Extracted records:
::::

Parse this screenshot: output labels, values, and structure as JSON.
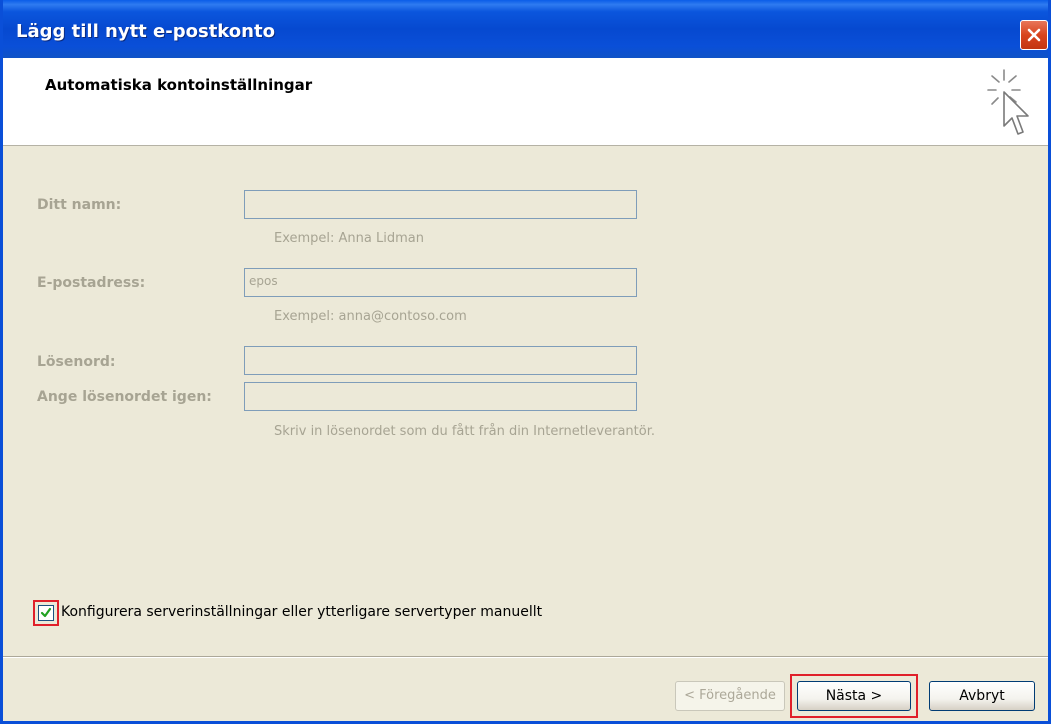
{
  "window": {
    "title": "Lägg till nytt e-postkonto"
  },
  "header": {
    "title": "Automatiska kontoinställningar",
    "icon": "cursor-sparkle-icon"
  },
  "form": {
    "name_label": "Ditt namn:",
    "name_value": "",
    "name_hint": "Exempel: Anna Lidman",
    "email_label": "E-postadress:",
    "email_value": "epos",
    "email_hint": "Exempel: anna@contoso.com",
    "password_label": "Lösenord:",
    "password_value": "",
    "password_confirm_label": "Ange lösenordet igen:",
    "password_confirm_value": "",
    "password_hint": "Skriv in lösenordet som du fått från din Internetleverantör."
  },
  "manual_config": {
    "label": "Konfigurera serverinställningar eller ytterligare servertyper manuellt",
    "checked": true
  },
  "buttons": {
    "back": "< Föregående",
    "next": "Nästa >",
    "cancel": "Avbryt"
  },
  "colors": {
    "titlebar": "#0a4fd8",
    "dialog_bg": "#ece9d8",
    "highlight": "#e0202a",
    "disabled_text": "#a7a493"
  }
}
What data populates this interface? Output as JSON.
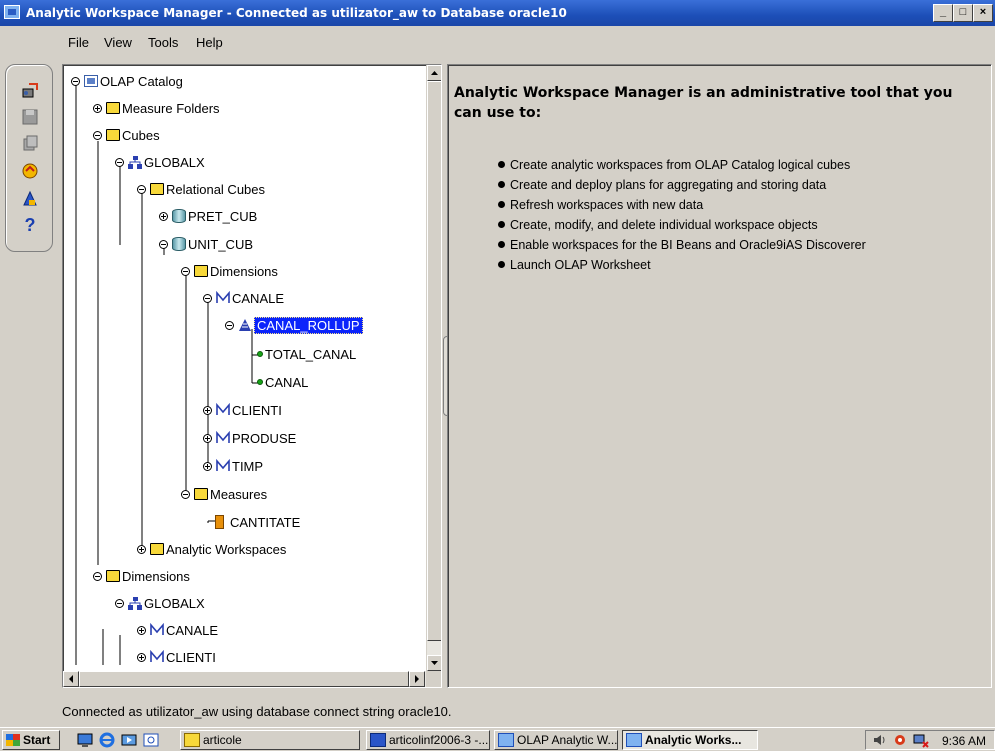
{
  "window": {
    "title": "Analytic Workspace Manager - Connected as utilizator_aw to Database oracle10",
    "min": "_",
    "max": "□",
    "close": "×"
  },
  "menu": [
    {
      "label": "File"
    },
    {
      "label": "View"
    },
    {
      "label": "Tools"
    },
    {
      "label": "Help"
    }
  ],
  "toolbar": {
    "icons": [
      "connect-icon",
      "save-icon",
      "copy-icon",
      "reload-icon",
      "wizard-icon",
      "help-icon"
    ],
    "help_label": "?"
  },
  "tree": {
    "nodes": [
      {
        "label": "OLAP Catalog"
      },
      {
        "label": "Measure Folders"
      },
      {
        "label": "Cubes"
      },
      {
        "label": "GLOBALX"
      },
      {
        "label": "Relational Cubes"
      },
      {
        "label": "PRET_CUB"
      },
      {
        "label": "UNIT_CUB"
      },
      {
        "label": "Dimensions"
      },
      {
        "label": "CANALE"
      },
      {
        "label": "CANAL_ROLLUP"
      },
      {
        "label": "TOTAL_CANAL"
      },
      {
        "label": "CANAL"
      },
      {
        "label": "CLIENTI"
      },
      {
        "label": "PRODUSE"
      },
      {
        "label": "TIMP"
      },
      {
        "label": "Measures"
      },
      {
        "label": "CANTITATE"
      },
      {
        "label": "Analytic Workspaces"
      },
      {
        "label": "Dimensions"
      },
      {
        "label": "GLOBALX"
      },
      {
        "label": "CANALE"
      },
      {
        "label": "CLIENTI"
      }
    ]
  },
  "info": {
    "title": "Analytic Workspace Manager is an administrative tool that you can use to:",
    "items": [
      "Create analytic workspaces from OLAP Catalog logical cubes",
      "Create and deploy plans for aggregating and storing data",
      "Refresh workspaces with new data",
      "Create, modify, and delete individual workspace objects",
      "Enable workspaces for the BI Beans and Oracle9iAS Discoverer",
      "Launch OLAP Worksheet"
    ]
  },
  "status": "Connected as utilizator_aw using database connect string oracle10.",
  "taskbar": {
    "start": "Start",
    "buttons": [
      "articole",
      "articolinf2006-3 -...",
      "OLAP Analytic W...",
      "Analytic Works..."
    ],
    "clock": "9:36 AM"
  }
}
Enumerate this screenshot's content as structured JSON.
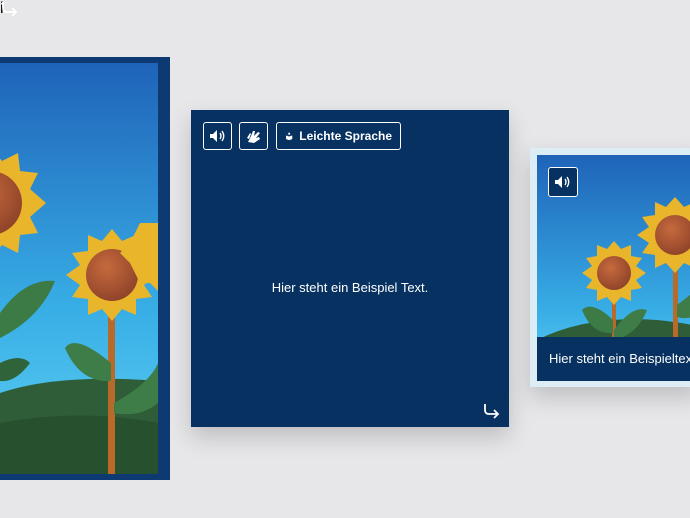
{
  "left_card": {
    "info_icon": "info-icon",
    "flip_icon": "flip-arrow-icon"
  },
  "middle_card": {
    "audio_icon": "speaker-icon",
    "sign_language_icon": "sign-language-hands-icon",
    "easy_language_icon": "easy-language-book-icon",
    "easy_language_label": "Leichte Sprache",
    "body_text": "Hier steht ein Beispiel Text.",
    "flip_icon": "flip-arrow-icon"
  },
  "right_card": {
    "audio_icon": "speaker-icon",
    "caption": "Hier steht ein Beispieltext."
  },
  "colors": {
    "background": "#e7e7e9",
    "navy": "#063161",
    "sky_top": "#1f6fc4",
    "sky_bottom": "#3fb8ea",
    "hill": "#2f5f3a",
    "petal": "#f0c030",
    "center": "#b05a36"
  }
}
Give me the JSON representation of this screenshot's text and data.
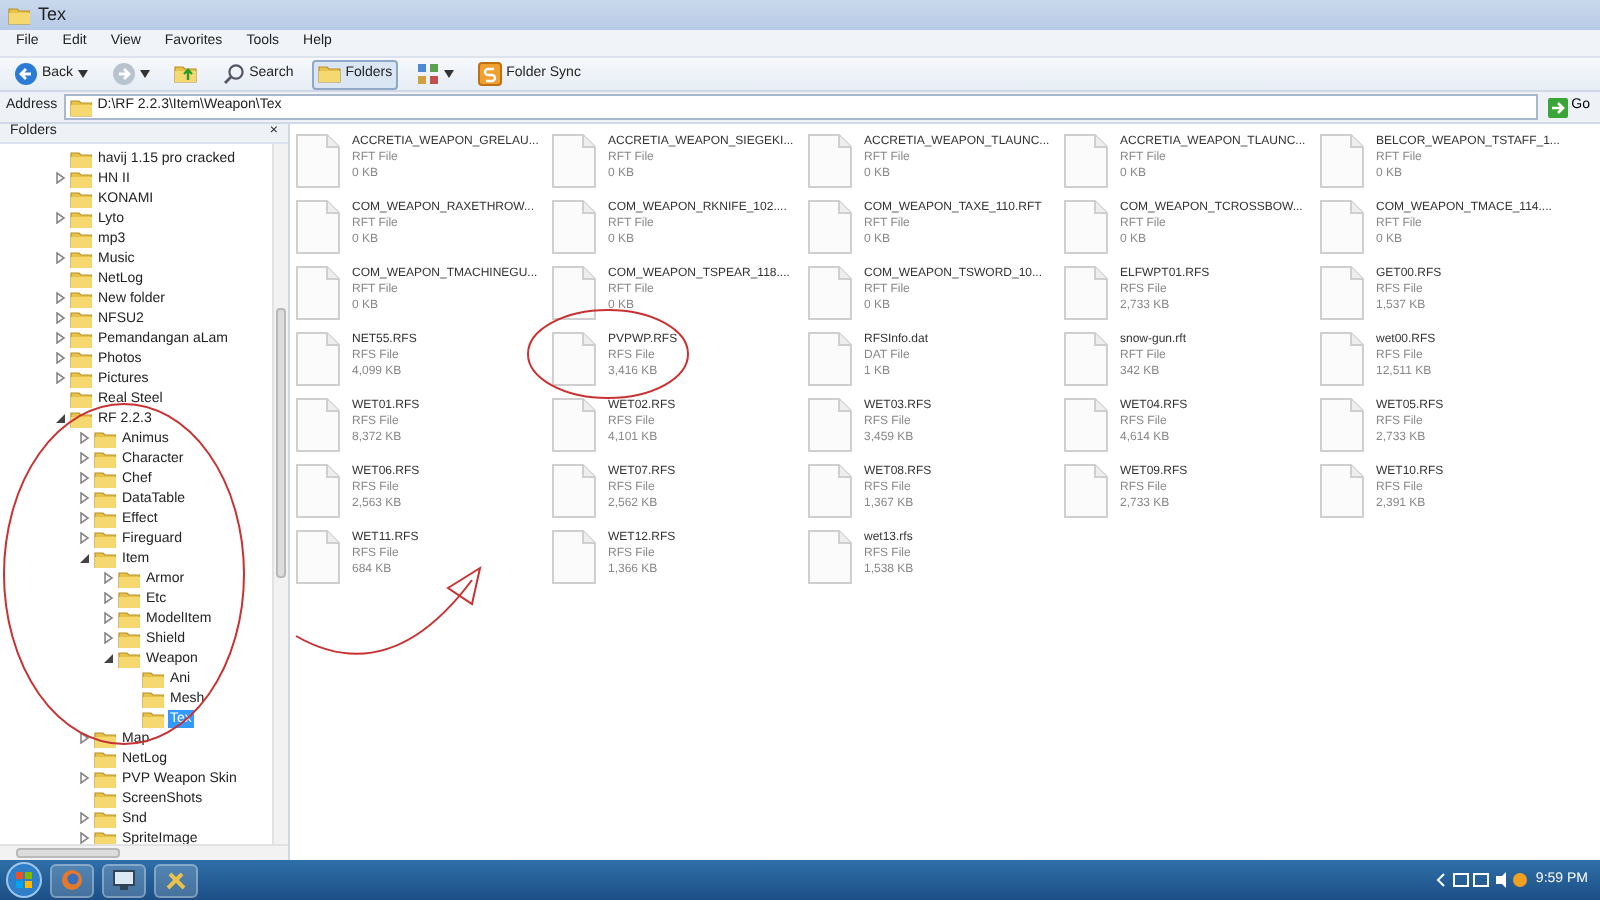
{
  "window": {
    "title": "Tex"
  },
  "menu": [
    "File",
    "Edit",
    "View",
    "Favorites",
    "Tools",
    "Help"
  ],
  "toolbar": [
    {
      "kind": "back",
      "label": "Back",
      "pressed": false
    },
    {
      "kind": "forward",
      "pressed": false
    },
    {
      "kind": "up",
      "pressed": false
    },
    {
      "kind": "search",
      "label": "Search",
      "pressed": false
    },
    {
      "kind": "folders",
      "label": "Folders",
      "pressed": true
    },
    {
      "kind": "views",
      "pressed": false
    },
    {
      "kind": "sync",
      "label": "Folder Sync",
      "pressed": false
    }
  ],
  "address": {
    "label": "Address",
    "value": "D:\\RF 2.2.3\\Item\\Weapon\\Tex",
    "go": "Go"
  },
  "folders_pane": {
    "title": "Folders",
    "close": "×"
  },
  "tree": [
    {
      "label": "havij 1.15 pro cracked",
      "kind": "leaf",
      "selected": false
    },
    {
      "label": "HN II",
      "kind": "branch",
      "expanded": false,
      "selected": false
    },
    {
      "label": "KONAMI",
      "kind": "leaf",
      "selected": false
    },
    {
      "label": "Lyto",
      "kind": "branch",
      "expanded": false,
      "selected": false
    },
    {
      "label": "mp3",
      "kind": "leaf",
      "selected": false
    },
    {
      "label": "Music",
      "kind": "branch",
      "expanded": false,
      "selected": false
    },
    {
      "label": "NetLog",
      "kind": "leaf",
      "selected": false
    },
    {
      "label": "New folder",
      "kind": "branch",
      "expanded": false,
      "selected": false
    },
    {
      "label": "NFSU2",
      "kind": "branch",
      "expanded": false,
      "selected": false
    },
    {
      "label": "Pemandangan aLam",
      "kind": "branch",
      "expanded": false,
      "selected": false
    },
    {
      "label": "Photos",
      "kind": "branch",
      "expanded": false,
      "selected": false
    },
    {
      "label": "Pictures",
      "kind": "branch",
      "expanded": false,
      "selected": false
    },
    {
      "label": "Real Steel",
      "kind": "leaf",
      "selected": false
    },
    {
      "label": "RF 2.2.3",
      "kind": "branch",
      "expanded": true,
      "selected": false,
      "children": [
        {
          "label": "Animus",
          "kind": "branch",
          "expanded": false,
          "selected": false
        },
        {
          "label": "Character",
          "kind": "branch",
          "expanded": false,
          "selected": false
        },
        {
          "label": "Chef",
          "kind": "branch",
          "expanded": false,
          "selected": false
        },
        {
          "label": "DataTable",
          "kind": "branch",
          "expanded": false,
          "selected": false
        },
        {
          "label": "Effect",
          "kind": "branch",
          "expanded": false,
          "selected": false
        },
        {
          "label": "Fireguard",
          "kind": "branch",
          "expanded": false,
          "selected": false
        },
        {
          "label": "Item",
          "kind": "branch",
          "expanded": true,
          "selected": false,
          "children": [
            {
              "label": "Armor",
              "kind": "branch",
              "expanded": false,
              "selected": false
            },
            {
              "label": "Etc",
              "kind": "branch",
              "expanded": false,
              "selected": false
            },
            {
              "label": "ModelItem",
              "kind": "branch",
              "expanded": false,
              "selected": false
            },
            {
              "label": "Shield",
              "kind": "branch",
              "expanded": false,
              "selected": false
            },
            {
              "label": "Weapon",
              "kind": "branch",
              "expanded": true,
              "selected": false,
              "children": [
                {
                  "label": "Ani",
                  "kind": "leaf",
                  "selected": false
                },
                {
                  "label": "Mesh",
                  "kind": "leaf",
                  "selected": false
                },
                {
                  "label": "Tex",
                  "kind": "leaf",
                  "selected": true
                }
              ]
            }
          ]
        },
        {
          "label": "Map",
          "kind": "branch",
          "expanded": false,
          "selected": false
        },
        {
          "label": "NetLog",
          "kind": "leaf",
          "selected": false
        },
        {
          "label": "PVP Weapon Skin",
          "kind": "branch",
          "expanded": false,
          "selected": false
        },
        {
          "label": "ScreenShots",
          "kind": "leaf",
          "selected": false
        },
        {
          "label": "Snd",
          "kind": "branch",
          "expanded": false,
          "selected": false
        },
        {
          "label": "SpriteImage",
          "kind": "branch",
          "expanded": false,
          "selected": false
        }
      ]
    }
  ],
  "files": [
    {
      "name": "ACCRETIA_WEAPON_GRELAU...",
      "type": "RFT File",
      "size": "0 KB"
    },
    {
      "name": "ACCRETIA_WEAPON_SIEGEKI...",
      "type": "RFT File",
      "size": "0 KB"
    },
    {
      "name": "ACCRETIA_WEAPON_TLAUNC...",
      "type": "RFT File",
      "size": "0 KB"
    },
    {
      "name": "ACCRETIA_WEAPON_TLAUNC...",
      "type": "RFT File",
      "size": "0 KB"
    },
    {
      "name": "BELCOR_WEAPON_TSTAFF_1...",
      "type": "RFT File",
      "size": "0 KB"
    },
    {
      "name": "COM_WEAPON_RAXETHROW...",
      "type": "RFT File",
      "size": "0 KB"
    },
    {
      "name": "COM_WEAPON_RKNIFE_102....",
      "type": "RFT File",
      "size": "0 KB"
    },
    {
      "name": "COM_WEAPON_TAXE_110.RFT",
      "type": "RFT File",
      "size": "0 KB"
    },
    {
      "name": "COM_WEAPON_TCROSSBOW...",
      "type": "RFT File",
      "size": "0 KB"
    },
    {
      "name": "COM_WEAPON_TMACE_114....",
      "type": "RFT File",
      "size": "0 KB"
    },
    {
      "name": "COM_WEAPON_TMACHINEGU...",
      "type": "RFT File",
      "size": "0 KB"
    },
    {
      "name": "COM_WEAPON_TSPEAR_118....",
      "type": "RFT File",
      "size": "0 KB"
    },
    {
      "name": "COM_WEAPON_TSWORD_10...",
      "type": "RFT File",
      "size": "0 KB"
    },
    {
      "name": "ELFWPT01.RFS",
      "type": "RFS File",
      "size": "2,733 KB"
    },
    {
      "name": "GET00.RFS",
      "type": "RFS File",
      "size": "1,537 KB"
    },
    {
      "name": "NET55.RFS",
      "type": "RFS File",
      "size": "4,099 KB"
    },
    {
      "name": "PVPWP.RFS",
      "type": "RFS File",
      "size": "3,416 KB"
    },
    {
      "name": "RFSInfo.dat",
      "type": "DAT File",
      "size": "1 KB"
    },
    {
      "name": "snow-gun.rft",
      "type": "RFT File",
      "size": "342 KB"
    },
    {
      "name": "wet00.RFS",
      "type": "RFS File",
      "size": "12,511 KB"
    },
    {
      "name": "WET01.RFS",
      "type": "RFS File",
      "size": "8,372 KB"
    },
    {
      "name": "WET02.RFS",
      "type": "RFS File",
      "size": "4,101 KB"
    },
    {
      "name": "WET03.RFS",
      "type": "RFS File",
      "size": "3,459 KB"
    },
    {
      "name": "WET04.RFS",
      "type": "RFS File",
      "size": "4,614 KB"
    },
    {
      "name": "WET05.RFS",
      "type": "RFS File",
      "size": "2,733 KB"
    },
    {
      "name": "WET06.RFS",
      "type": "RFS File",
      "size": "2,563 KB"
    },
    {
      "name": "WET07.RFS",
      "type": "RFS File",
      "size": "2,562 KB"
    },
    {
      "name": "WET08.RFS",
      "type": "RFS File",
      "size": "1,367 KB"
    },
    {
      "name": "WET09.RFS",
      "type": "RFS File",
      "size": "2,733 KB"
    },
    {
      "name": "WET10.RFS",
      "type": "RFS File",
      "size": "2,391 KB"
    },
    {
      "name": "WET11.RFS",
      "type": "RFS File",
      "size": "684 KB"
    },
    {
      "name": "WET12.RFS",
      "type": "RFS File",
      "size": "1,366 KB"
    },
    {
      "name": "wet13.rfs",
      "type": "RFS File",
      "size": "1,538 KB"
    }
  ],
  "taskbar": {
    "clock": "9:59 PM"
  }
}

::::

What you have to do ▸
Copy out all lines above that include the string "Create".

Solution ▸
      "Create analytic workspaces from OLAP Catalog logical cubes",
      "Create and deploy plans for aggregating and storing data",
      "Create, modify, and delete individual workspace objects",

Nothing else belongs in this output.